- **The task**
Please quote the records below word for word, keeping every line in its original order.

═══ Given entries ═══

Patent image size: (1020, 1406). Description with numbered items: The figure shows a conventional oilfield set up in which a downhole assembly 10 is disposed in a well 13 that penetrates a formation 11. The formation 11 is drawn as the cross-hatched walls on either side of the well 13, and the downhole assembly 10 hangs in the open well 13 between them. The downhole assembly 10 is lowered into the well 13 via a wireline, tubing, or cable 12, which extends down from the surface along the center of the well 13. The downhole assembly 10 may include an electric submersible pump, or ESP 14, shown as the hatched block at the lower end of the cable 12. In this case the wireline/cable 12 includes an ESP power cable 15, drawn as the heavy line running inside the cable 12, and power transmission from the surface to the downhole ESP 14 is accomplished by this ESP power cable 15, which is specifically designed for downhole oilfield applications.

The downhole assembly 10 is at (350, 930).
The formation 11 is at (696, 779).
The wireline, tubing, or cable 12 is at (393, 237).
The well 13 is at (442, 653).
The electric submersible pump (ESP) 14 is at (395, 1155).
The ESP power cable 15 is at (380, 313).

═══

- **Exercise result**
Patent image size: (1020, 1406). Description with numbered items: The figure shows a conventional oilfield set up in which a downhole assembly 10 is disposed in a well 13 that penetrates a formation 11. The formation 11 is drawn as the cross-hatched walls on either side of the well 13, and the downhole assembly 10 hangs in the open well 13 between them. The downhole assembly 10 is lowered into the well 13 via a wireline, tubing, or cable 12, which extends down from the surface along the center of the well 13. The downhole assembly 10 may include an electric submersible pump, or ESP 14, shown as the hatched block at the lower end of the cable 12. In this case the wireline/cable 12 includes an ESP power cable 15, drawn as the heavy line running inside the cable 12, and power transmission from the surface to the downhole ESP 14 is accomplished by this ESP power cable 15, which is specifically designed for downhole oilfield applications.

The downhole assembly 10 is at (350, 930).
The formation 11 is at (696, 779).
The wireline, tubing, or cable 12 is at (393, 237).
The well 13 is at (442, 653).
The electric submersible pump (ESP) 14 is at (395, 1155).
The ESP power cable 15 is at (380, 313).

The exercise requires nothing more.